(begin)

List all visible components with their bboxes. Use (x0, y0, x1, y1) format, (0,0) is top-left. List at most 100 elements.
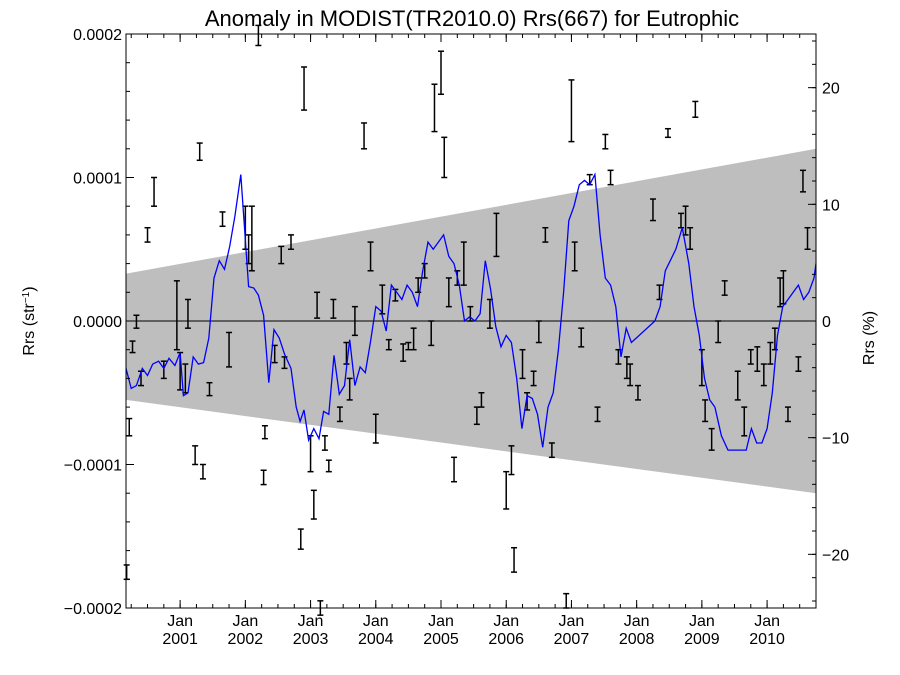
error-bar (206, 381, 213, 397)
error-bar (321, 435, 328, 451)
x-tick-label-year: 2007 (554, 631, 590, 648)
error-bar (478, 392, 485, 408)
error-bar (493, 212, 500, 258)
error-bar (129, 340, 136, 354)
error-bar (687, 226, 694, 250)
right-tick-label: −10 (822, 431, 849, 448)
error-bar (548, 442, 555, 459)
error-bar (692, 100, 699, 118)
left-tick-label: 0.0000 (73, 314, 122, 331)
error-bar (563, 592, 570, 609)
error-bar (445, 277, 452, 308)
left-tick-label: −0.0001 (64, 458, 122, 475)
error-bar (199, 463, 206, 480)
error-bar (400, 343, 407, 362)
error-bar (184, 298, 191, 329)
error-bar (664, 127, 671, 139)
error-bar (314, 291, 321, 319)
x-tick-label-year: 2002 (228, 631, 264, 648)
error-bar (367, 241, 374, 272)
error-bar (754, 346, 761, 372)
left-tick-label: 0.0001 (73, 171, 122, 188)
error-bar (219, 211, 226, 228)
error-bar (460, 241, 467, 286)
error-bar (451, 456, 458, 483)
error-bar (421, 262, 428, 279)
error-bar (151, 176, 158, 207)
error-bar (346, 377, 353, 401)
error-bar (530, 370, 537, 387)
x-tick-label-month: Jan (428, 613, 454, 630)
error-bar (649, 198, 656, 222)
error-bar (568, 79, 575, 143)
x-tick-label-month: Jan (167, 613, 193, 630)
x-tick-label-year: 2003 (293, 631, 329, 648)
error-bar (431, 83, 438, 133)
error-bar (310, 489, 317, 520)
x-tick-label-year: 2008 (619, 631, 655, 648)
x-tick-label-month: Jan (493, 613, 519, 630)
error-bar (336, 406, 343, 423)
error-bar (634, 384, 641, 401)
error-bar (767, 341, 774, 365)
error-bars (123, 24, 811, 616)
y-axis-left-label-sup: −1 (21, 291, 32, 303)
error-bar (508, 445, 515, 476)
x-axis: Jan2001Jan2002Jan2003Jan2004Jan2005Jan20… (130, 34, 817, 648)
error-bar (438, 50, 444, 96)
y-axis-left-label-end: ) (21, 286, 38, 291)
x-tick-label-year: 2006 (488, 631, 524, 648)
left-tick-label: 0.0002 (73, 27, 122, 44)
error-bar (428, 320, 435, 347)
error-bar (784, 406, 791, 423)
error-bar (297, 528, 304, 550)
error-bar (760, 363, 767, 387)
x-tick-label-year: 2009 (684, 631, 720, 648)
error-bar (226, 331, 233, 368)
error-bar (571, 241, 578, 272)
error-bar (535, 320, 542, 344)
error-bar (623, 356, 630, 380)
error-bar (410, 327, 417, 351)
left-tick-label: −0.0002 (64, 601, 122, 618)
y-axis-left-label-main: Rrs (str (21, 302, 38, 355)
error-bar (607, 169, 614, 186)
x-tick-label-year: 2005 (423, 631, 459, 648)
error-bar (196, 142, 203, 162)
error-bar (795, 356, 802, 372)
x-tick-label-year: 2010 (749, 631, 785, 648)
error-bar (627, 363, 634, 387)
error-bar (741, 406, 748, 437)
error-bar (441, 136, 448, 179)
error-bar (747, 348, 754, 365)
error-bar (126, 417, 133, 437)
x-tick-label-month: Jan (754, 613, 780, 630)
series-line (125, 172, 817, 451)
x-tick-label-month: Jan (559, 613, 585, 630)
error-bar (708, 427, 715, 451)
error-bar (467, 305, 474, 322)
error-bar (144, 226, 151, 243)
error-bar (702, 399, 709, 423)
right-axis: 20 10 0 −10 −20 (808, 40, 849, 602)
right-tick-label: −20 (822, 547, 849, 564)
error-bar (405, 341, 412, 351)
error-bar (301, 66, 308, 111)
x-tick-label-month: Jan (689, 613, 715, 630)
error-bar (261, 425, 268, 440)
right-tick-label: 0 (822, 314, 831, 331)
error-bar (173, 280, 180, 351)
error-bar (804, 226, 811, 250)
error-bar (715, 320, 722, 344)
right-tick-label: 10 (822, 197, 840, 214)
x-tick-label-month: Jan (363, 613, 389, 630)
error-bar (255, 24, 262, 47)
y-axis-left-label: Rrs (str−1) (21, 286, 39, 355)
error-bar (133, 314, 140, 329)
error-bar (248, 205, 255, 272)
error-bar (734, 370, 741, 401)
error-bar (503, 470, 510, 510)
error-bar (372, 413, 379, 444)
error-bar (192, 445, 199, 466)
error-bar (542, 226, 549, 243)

(end)

Copy the lines starting at the one that has "error-bar (206, 381, 213, 397)" and ending after the one that has "error-bar (548, 442, 555, 459)", changing "error-bar" to "whisker" and leaving everything else unchanged.

» **Final result**
whisker (206, 381, 213, 397)
whisker (321, 435, 328, 451)
x-tick-label-year: 2007 (554, 631, 590, 648)
whisker (478, 392, 485, 408)
whisker (493, 212, 500, 258)
whisker (129, 340, 136, 354)
whisker (687, 226, 694, 250)
right-tick-label: −10 (822, 431, 849, 448)
whisker (548, 442, 555, 459)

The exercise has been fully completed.